-- Information shown start --

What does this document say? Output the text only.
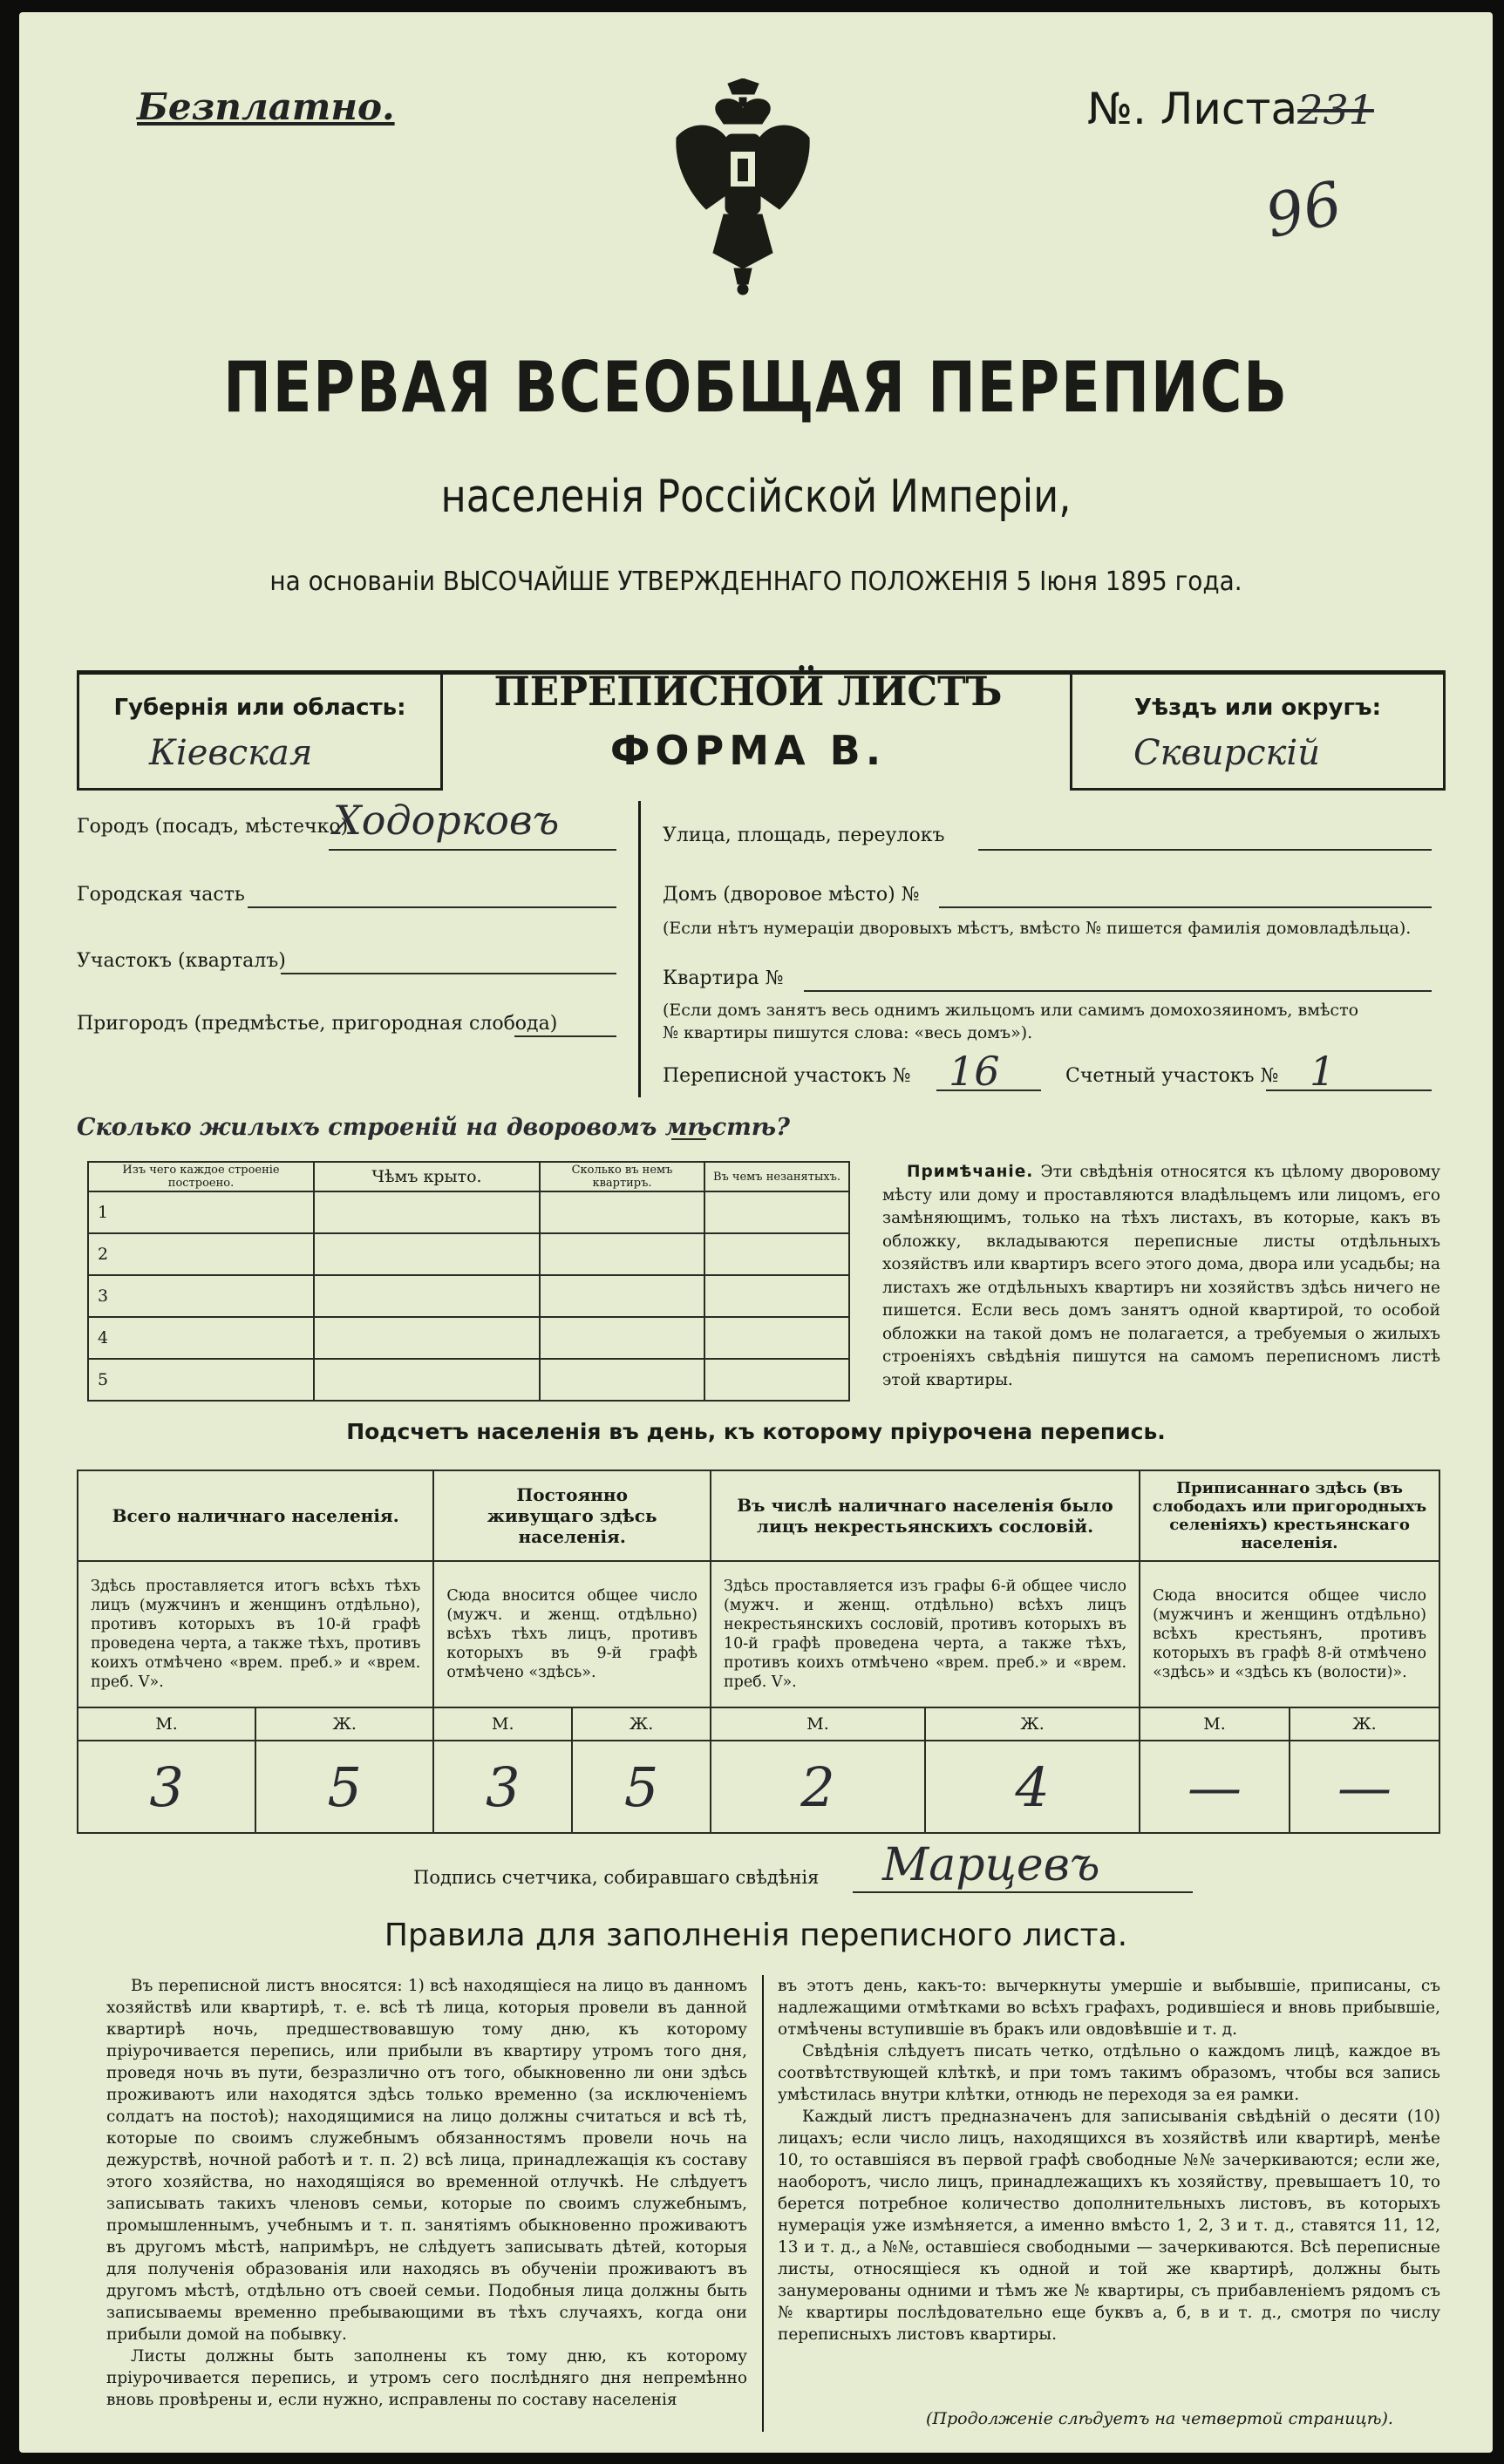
Безплатно.	№. Листа231
96
ПЕРВАЯ ВСЕОБЩАЯ ПЕРЕПИСЬ
населенія Россійской Имперіи,
на основаніи ВЫСОЧАЙШЕ УТВЕРЖДЕННАГО ПОЛОЖЕНІЯ 5 Іюня 1895 года.
Губернія или область:
Кіевская
ПЕРЕПИСНОЙ ЛИСТЪ
ФОРМА В.
Уѣздъ или округъ:
Сквирскій
Городъ (посадъ, мѣстечко)
Ходорковъ
Городская часть
Участокъ (кварталъ)
Пригородъ (предмѣстье, пригородная слобода)
Улица, площадь, переулокъ
Домъ (дворовое мѣсто) №
(Если нѣтъ нумераціи дворовыхъ мѣстъ, вмѣсто № пишется фамилія домовладѣльца).
Квартира №
(Если домъ занятъ весь однимъ жильцомъ или самимъ домохозяиномъ, вмѣсто
№ квартиры пишутся слова: «весь домъ»).
Переписной участокъ № 16	Счетный участокъ № 1
Сколько жилыхъ строеній на дворовомъ мѣстѣ?
Изъ чего каждое строеніе построено.	Чѣмъ крыто.	Сколько въ немъ квартиръ.	Въ чемъ незанятыхъ.
1			
2			
3			
4			
5			
Примѣчаніе. Эти свѣдѣнія относятся къ цѣлому дворовому мѣсту или дому и проставляются владѣльцемъ или лицомъ, его замѣняющимъ, только на тѣхъ листахъ, въ которые, какъ въ обложку, вкладываются переписные листы отдѣльныхъ хозяйствъ или квартиръ всего этого дома, двора или усадьбы; на листахъ же отдѣльныхъ квартиръ ни хозяйствъ здѣсь ничего не пишется. Если весь домъ занятъ одной квартирой, то особой обложки на такой домъ не полагается, а требуемыя о жилыхъ строеніяхъ свѣдѣнія пишутся на самомъ переписномъ листѣ этой квартиры.
Подсчетъ населенія въ день, къ которому пріурочена перепись.
Всего наличнаго населенія.		Постоянно живущаго здѣсь населенія.		Въ числѣ наличнаго населенія было лицъ некрестьянскихъ сословій.		Приписаннаго здѣсь (въ слободахъ или пригородныхъ селеніяхъ) крестьянскаго населенія.	
Здѣсь проставляется итогъ всѣхъ тѣхъ лицъ (мужчинъ и женщинъ отдѣльно), противъ которыхъ въ 10-й графѣ проведена черта, а также тѣхъ, противъ коихъ отмѣчено «врем. преб.» и «врем. преб. V».		Сюда вносится общее число (мужч. и женщ. отдѣльно) всѣхъ тѣхъ лицъ, противъ которыхъ въ 9-й графѣ отмѣчено «здѣсь».		Здѣсь проставляется изъ графы 6-й общее число (мужч. и женщ. отдѣльно) всѣхъ лицъ некрестьянскихъ сословій, противъ которыхъ въ 10-й графѣ проведена черта, а также тѣхъ, противъ коихъ отмѣчено «врем. преб.» и «врем. преб. V».		Сюда вносится общее число (мужчинъ и женщинъ отдѣльно) всѣхъ крестьянъ, противъ которыхъ въ графѣ 8-й отмѣчено «здѣсь» и «здѣсь къ (волости)».	
М.	Ж.	М.	Ж.	М.	Ж.	М.	Ж.
3	5	3	5	2	4	—	—
Подпись счетчика, собиравшаго свѣдѣнія Марцевъ
Правила для заполненія переписного листа.

Въ переписной листъ вносятся: 1) всѣ находящіеся на лицо въ данномъ хозяйствѣ или квартирѣ, т. е. всѣ тѣ лица, которыя провели въ данной квартирѣ ночь, предшествовавшую тому дню, къ которому пріурочивается перепись, или прибыли въ квартиру утромъ того дня, проведя ночь въ пути, безразлично отъ того, обыкновенно ли они здѣсь проживаютъ или находятся здѣсь только временно (за исключеніемъ солдатъ на постоѣ); находящимися на лицо должны считаться и всѣ тѣ, которые по своимъ служебнымъ обязанностямъ провели ночь на дежурствѣ, ночной работѣ и т. п. 2) всѣ лица, принадлежащія къ составу этого хозяйства, но находящіяся во временной отлучкѣ. Не слѣдуетъ записывать такихъ членовъ семьи, которые по своимъ служебнымъ, промышленнымъ, учебнымъ и т. п. занятіямъ обыкновенно проживаютъ въ другомъ мѣстѣ, напримѣръ, не слѣдуетъ записывать дѣтей, которыя для полученія образованія или находясь въ обученіи проживаютъ въ другомъ мѣстѣ, отдѣльно отъ своей семьи. Подобныя лица должны быть записываемы временно пребывающими въ тѣхъ случаяхъ, когда они прибыли домой на побывку.

Листы должны быть заполнены къ тому дню, къ которому пріурочивается перепись, и утромъ сего послѣдняго дня непремѣнно вновь провѣрены и, если нужно, исправлены по составу населенія

въ этотъ день, какъ-то: вычеркнуты умершіе и выбывшіе, приписаны, съ надлежащими отмѣтками во всѣхъ графахъ, родившіеся и вновь прибывшіе, отмѣчены вступившіе въ бракъ или овдовѣвшіе и т. д.

Свѣдѣнія слѣдуетъ писать четко, отдѣльно о каждомъ лицѣ, каждое въ соотвѣтствующей клѣткѣ, и при томъ такимъ образомъ, чтобы вся запись умѣстилась внутри клѣтки, отнюдь не переходя за ея рамки.

Каждый листъ предназначенъ для записыванія свѣдѣній о десяти (10) лицахъ; если число лицъ, находящихся въ хозяйствѣ или квартирѣ, менѣе 10, то оставшіяся въ первой графѣ свободные №№ зачеркиваются; если же, наоборотъ, число лицъ, принадлежащихъ къ хозяйству, превышаетъ 10, то берется потребное количество дополнительныхъ листовъ, въ которыхъ нумерація уже измѣняется, а именно вмѣсто 1, 2, 3 и т. д., ставятся 11, 12, 13 и т. д., а №№, оставшіеся свободными — зачеркиваются. Всѣ переписные листы, относящіеся къ одной и той же квартирѣ, должны быть занумерованы одними и тѣмъ же № квартиры, съ прибавленіемъ рядомъ съ № квартиры послѣдовательно еще буквъ а, б, в и т. д., смотря по числу переписныхъ листовъ квартиры.

(Продолженіе слѣдуетъ на четвертой страницѣ).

-- Information shown end --

● **To do**
Omit the images and transcribe all of the records above word for word.

● **Complete answer**
What does this document say? Output the text only.
Безплатно.	№. Листа231
96
ПЕРВАЯ ВСЕОБЩАЯ ПЕРЕПИСЬ
населенія Россійской Имперіи,
на основаніи ВЫСОЧАЙШЕ УТВЕРЖДЕННАГО ПОЛОЖЕНІЯ 5 Іюня 1895 года.
Губернія или область:
Кіевская
ПЕРЕПИСНОЙ ЛИСТЪ
ФОРМА В.
Уѣздъ или округъ:
Сквирскій
Городъ (посадъ, мѣстечко)
Ходорковъ
Городская часть
Участокъ (кварталъ)
Пригородъ (предмѣстье, пригородная слобода)
Улица, площадь, переулокъ
Домъ (дворовое мѣсто) №
(Если нѣтъ нумераціи дворовыхъ мѣстъ, вмѣсто № пишется фамилія домовладѣльца).
Квартира №
(Если домъ занятъ весь однимъ жильцомъ или самимъ домохозяиномъ, вмѣсто
№ квартиры пишутся слова: «весь домъ»).
Переписной участокъ № 16	Счетный участокъ № 1
Сколько жилыхъ строеній на дворовомъ мѣстѣ?
Изъ чего каждое строеніе построено.	Чѣмъ крыто.	Сколько въ немъ квартиръ.	Въ чемъ незанятыхъ.
1			
2			
3			
4			
5			
Примѣчаніе. Эти свѣдѣнія относятся къ цѣлому дворовому мѣсту или дому и проставляются владѣльцемъ или лицомъ, его замѣняющимъ, только на тѣхъ листахъ, въ которые, какъ въ обложку, вкладываются переписные листы отдѣльныхъ хозяйствъ или квартиръ всего этого дома, двора или усадьбы; на листахъ же отдѣльныхъ квартиръ ни хозяйствъ здѣсь ничего не пишется. Если весь домъ занятъ одной квартирой, то особой обложки на такой домъ не полагается, а требуемыя о жилыхъ строеніяхъ свѣдѣнія пишутся на самомъ переписномъ листѣ этой квартиры.
Подсчетъ населенія въ день, къ которому пріурочена перепись.
Всего наличнаго населенія.		Постоянно живущаго здѣсь населенія.		Въ числѣ наличнаго населенія было лицъ некрестьянскихъ сословій.		Приписаннаго здѣсь (въ слободахъ или пригородныхъ селеніяхъ) крестьянскаго населенія.	
Здѣсь проставляется итогъ всѣхъ тѣхъ лицъ (мужчинъ и женщинъ отдѣльно), противъ которыхъ въ 10-й графѣ проведена черта, а также тѣхъ, противъ коихъ отмѣчено «врем. преб.» и «врем. преб. V».		Сюда вносится общее число (мужч. и женщ. отдѣльно) всѣхъ тѣхъ лицъ, противъ которыхъ въ 9-й графѣ отмѣчено «здѣсь».		Здѣсь проставляется изъ графы 6-й общее число (мужч. и женщ. отдѣльно) всѣхъ лицъ некрестьянскихъ сословій, противъ которыхъ въ 10-й графѣ проведена черта, а также тѣхъ, противъ коихъ отмѣчено «врем. преб.» и «врем. преб. V».		Сюда вносится общее число (мужчинъ и женщинъ отдѣльно) всѣхъ крестьянъ, противъ которыхъ въ графѣ 8-й отмѣчено «здѣсь» и «здѣсь къ (волости)».	
М.	Ж.	М.	Ж.	М.	Ж.	М.	Ж.
3	5	3	5	2	4	—	—
Подпись счетчика, собиравшаго свѣдѣнія Марцевъ
Правила для заполненія переписного листа.

Въ переписной листъ вносятся: 1) всѣ находящіеся на лицо въ данномъ хозяйствѣ или квартирѣ, т. е. всѣ тѣ лица, которыя провели въ данной квартирѣ ночь, предшествовавшую тому дню, къ которому пріурочивается перепись, или прибыли въ квартиру утромъ того дня, проведя ночь въ пути, безразлично отъ того, обыкновенно ли они здѣсь проживаютъ или находятся здѣсь только временно (за исключеніемъ солдатъ на постоѣ); находящимися на лицо должны считаться и всѣ тѣ, которые по своимъ служебнымъ обязанностямъ провели ночь на дежурствѣ, ночной работѣ и т. п. 2) всѣ лица, принадлежащія къ составу этого хозяйства, но находящіяся во временной отлучкѣ. Не слѣдуетъ записывать такихъ членовъ семьи, которые по своимъ служебнымъ, промышленнымъ, учебнымъ и т. п. занятіямъ обыкновенно проживаютъ въ другомъ мѣстѣ, напримѣръ, не слѣдуетъ записывать дѣтей, которыя для полученія образованія или находясь въ обученіи проживаютъ въ другомъ мѣстѣ, отдѣльно отъ своей семьи. Подобныя лица должны быть записываемы временно пребывающими въ тѣхъ случаяхъ, когда они прибыли домой на побывку.

Листы должны быть заполнены къ тому дню, къ которому пріурочивается перепись, и утромъ сего послѣдняго дня непремѣнно вновь провѣрены и, если нужно, исправлены по составу населенія

въ этотъ день, какъ-то: вычеркнуты умершіе и выбывшіе, приписаны, съ надлежащими отмѣтками во всѣхъ графахъ, родившіеся и вновь прибывшіе, отмѣчены вступившіе въ бракъ или овдовѣвшіе и т. д.

Свѣдѣнія слѣдуетъ писать четко, отдѣльно о каждомъ лицѣ, каждое въ соотвѣтствующей клѣткѣ, и при томъ такимъ образомъ, чтобы вся запись умѣстилась внутри клѣтки, отнюдь не переходя за ея рамки.

Каждый листъ предназначенъ для записыванія свѣдѣній о десяти (10) лицахъ; если число лицъ, находящихся въ хозяйствѣ или квартирѣ, менѣе 10, то оставшіяся въ первой графѣ свободные №№ зачеркиваются; если же, наоборотъ, число лицъ, принадлежащихъ къ хозяйству, превышаетъ 10, то берется потребное количество дополнительныхъ листовъ, въ которыхъ нумерація уже измѣняется, а именно вмѣсто 1, 2, 3 и т. д., ставятся 11, 12, 13 и т. д., а №№, оставшіеся свободными — зачеркиваются. Всѣ переписные листы, относящіеся къ одной и той же квартирѣ, должны быть занумерованы одними и тѣмъ же № квартиры, съ прибавленіемъ рядомъ съ № квартиры послѣдовательно еще буквъ а, б, в и т. д., смотря по числу переписныхъ листовъ квартиры.

(Продолженіе слѣдуетъ на четвертой страницѣ).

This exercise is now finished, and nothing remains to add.